Dataset records:

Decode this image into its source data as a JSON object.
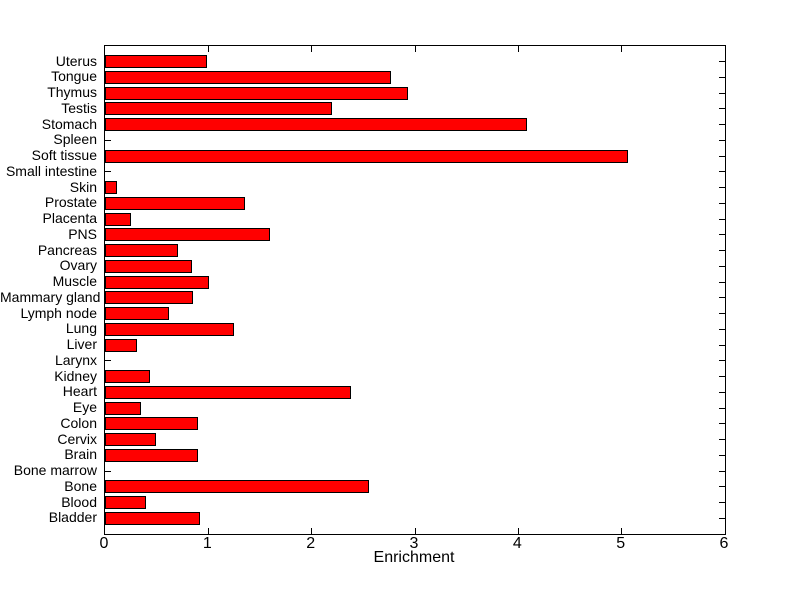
{
  "chart_data": {
    "type": "bar",
    "orientation": "horizontal",
    "title": "",
    "xlabel": "Enrichment",
    "ylabel": "",
    "xlim": [
      0,
      6
    ],
    "xticks": [
      0,
      1,
      2,
      3,
      4,
      5,
      6
    ],
    "grid": false,
    "legend": null,
    "background_color": "#ffffff",
    "bar_color": "#ff0000",
    "bar_edge_color": "#000000",
    "axis_color": "#000000",
    "categories": [
      "Uterus",
      "Tongue",
      "Thymus",
      "Testis",
      "Stomach",
      "Spleen",
      "Soft tissue",
      "Small intestine",
      "Skin",
      "Prostate",
      "Placenta",
      "PNS",
      "Pancreas",
      "Ovary",
      "Muscle",
      "Mammary gland",
      "Lymph node",
      "Lung",
      "Liver",
      "Larynx",
      "Kidney",
      "Heart",
      "Eye",
      "Colon",
      "Cervix",
      "Brain",
      "Bone marrow",
      "Bone",
      "Blood",
      "Bladder"
    ],
    "values": [
      0.99,
      2.77,
      2.93,
      2.2,
      4.08,
      0,
      5.06,
      0,
      0.12,
      1.35,
      0.25,
      1.6,
      0.71,
      0.84,
      1.01,
      0.85,
      0.62,
      1.25,
      0.31,
      0,
      0.44,
      2.38,
      0.35,
      0.9,
      0.49,
      0.9,
      0,
      2.55,
      0.4,
      0.92
    ]
  }
}
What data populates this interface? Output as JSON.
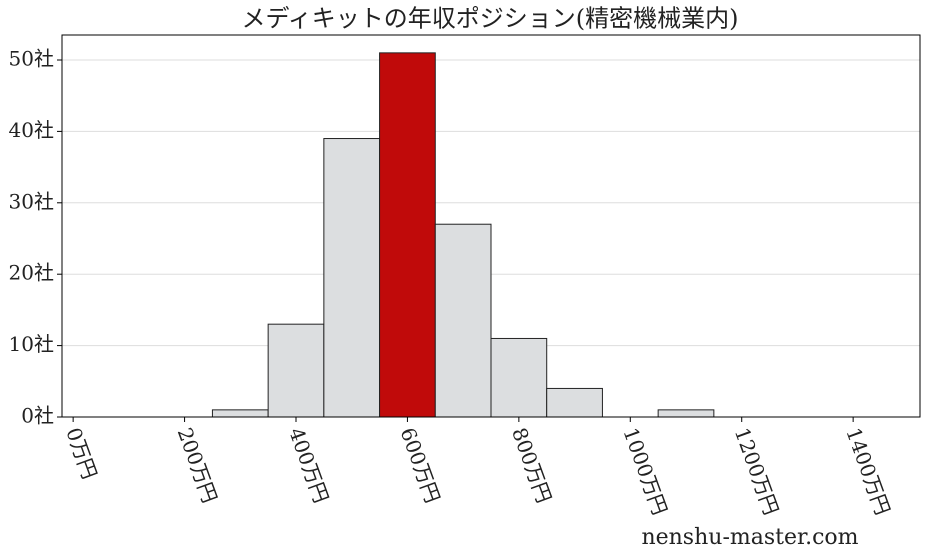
{
  "chart_data": {
    "type": "histogram",
    "title": "メディキットの年収ポジション(精密機械業内)",
    "bins": [
      250,
      350,
      450,
      550,
      650,
      750,
      850,
      950,
      1050,
      1150
    ],
    "counts": [
      1,
      13,
      39,
      51,
      27,
      11,
      4,
      0,
      1
    ],
    "colors": [
      "#dcdee0",
      "#dcdee0",
      "#dcdee0",
      "#c00a0a",
      "#dcdee0",
      "#dcdee0",
      "#dcdee0",
      "#dcdee0",
      "#dcdee0"
    ],
    "xlim": [
      -20,
      1520
    ],
    "xticks": [
      {
        "value": 0,
        "label": "0万円"
      },
      {
        "value": 200,
        "label": "200万円"
      },
      {
        "value": 400,
        "label": "400万円"
      },
      {
        "value": 600,
        "label": "600万円"
      },
      {
        "value": 800,
        "label": "800万円"
      },
      {
        "value": 1000,
        "label": "1000万円"
      },
      {
        "value": 1200,
        "label": "1200万円"
      },
      {
        "value": 1400,
        "label": "1400万円"
      }
    ],
    "ylim": [
      0,
      53.5
    ],
    "yticks": [
      {
        "value": 0,
        "label": "0社"
      },
      {
        "value": 10,
        "label": "10社"
      },
      {
        "value": 20,
        "label": "20社"
      },
      {
        "value": 30,
        "label": "30社"
      },
      {
        "value": 40,
        "label": "40社"
      },
      {
        "value": 50,
        "label": "50社"
      }
    ],
    "grid": true,
    "watermark": "nenshu-master.com"
  }
}
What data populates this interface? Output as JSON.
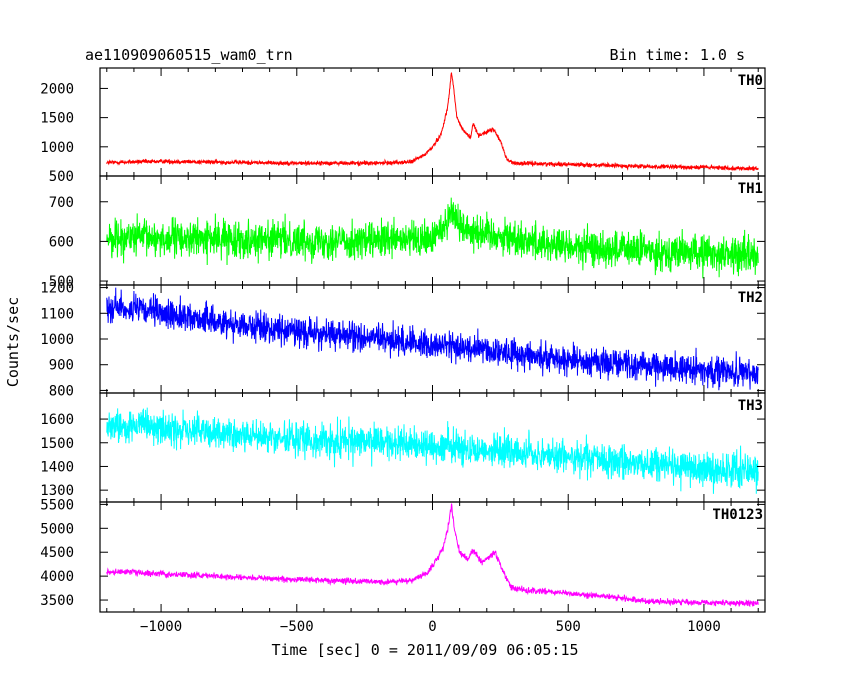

WORK REQUIRED: Without the pictures, write out every entry precisely as it appears.

COMPLETE ANSWER:
Decode this image into its source data as a JSON object.
{
  "chart_data": {
    "type": "bar",
    "orientation": "horizontal",
    "title": "",
    "xlabel": "Enrichment",
    "ylabel": "",
    "xlim": [
      0,
      6
    ],
    "xticks": [
      0,
      1,
      2,
      3,
      4,
      5,
      6
    ],
    "grid": false,
    "legend": null,
    "background_color": "#ffffff",
    "bar_color": "#ff0000",
    "bar_edge_color": "#000000",
    "axis_color": "#000000",
    "categories": [
      "Uterus",
      "Tongue",
      "Thymus",
      "Testis",
      "Stomach",
      "Spleen",
      "Soft tissue",
      "Small intestine",
      "Skin",
      "Prostate",
      "Placenta",
      "PNS",
      "Pancreas",
      "Ovary",
      "Muscle",
      "Mammary gland",
      "Lymph node",
      "Lung",
      "Liver",
      "Larynx",
      "Kidney",
      "Heart",
      "Eye",
      "Colon",
      "Cervix",
      "Brain",
      "Bone marrow",
      "Bone",
      "Blood",
      "Bladder"
    ],
    "values": [
      0.99,
      2.77,
      2.93,
      2.2,
      4.08,
      0,
      5.06,
      0,
      0.12,
      1.35,
      0.25,
      1.6,
      0.71,
      0.84,
      1.01,
      0.85,
      0.62,
      1.25,
      0.31,
      0,
      0.44,
      2.38,
      0.35,
      0.9,
      0.49,
      0.9,
      0,
      2.55,
      0.4,
      0.92
    ]
  }
}
What data populates this interface? Output as JSON.
{
  "chart_data": {
    "type": "histogram",
    "title": "メディキットの年収ポジション(精密機械業内)",
    "bins": [
      250,
      350,
      450,
      550,
      650,
      750,
      850,
      950,
      1050,
      1150
    ],
    "counts": [
      1,
      13,
      39,
      51,
      27,
      11,
      4,
      0,
      1
    ],
    "colors": [
      "#dcdee0",
      "#dcdee0",
      "#dcdee0",
      "#c00a0a",
      "#dcdee0",
      "#dcdee0",
      "#dcdee0",
      "#dcdee0",
      "#dcdee0"
    ],
    "xlim": [
      -20,
      1520
    ],
    "xticks": [
      {
        "value": 0,
        "label": "0万円"
      },
      {
        "value": 200,
        "label": "200万円"
      },
      {
        "value": 400,
        "label": "400万円"
      },
      {
        "value": 600,
        "label": "600万円"
      },
      {
        "value": 800,
        "label": "800万円"
      },
      {
        "value": 1000,
        "label": "1000万円"
      },
      {
        "value": 1200,
        "label": "1200万円"
      },
      {
        "value": 1400,
        "label": "1400万円"
      }
    ],
    "ylim": [
      0,
      53.5
    ],
    "yticks": [
      {
        "value": 0,
        "label": "0社"
      },
      {
        "value": 10,
        "label": "10社"
      },
      {
        "value": 20,
        "label": "20社"
      },
      {
        "value": 30,
        "label": "30社"
      },
      {
        "value": 40,
        "label": "40社"
      },
      {
        "value": 50,
        "label": "50社"
      }
    ],
    "grid": true,
    "watermark": "nenshu-master.com"
  }
}
What data populates this interface? Output as JSON.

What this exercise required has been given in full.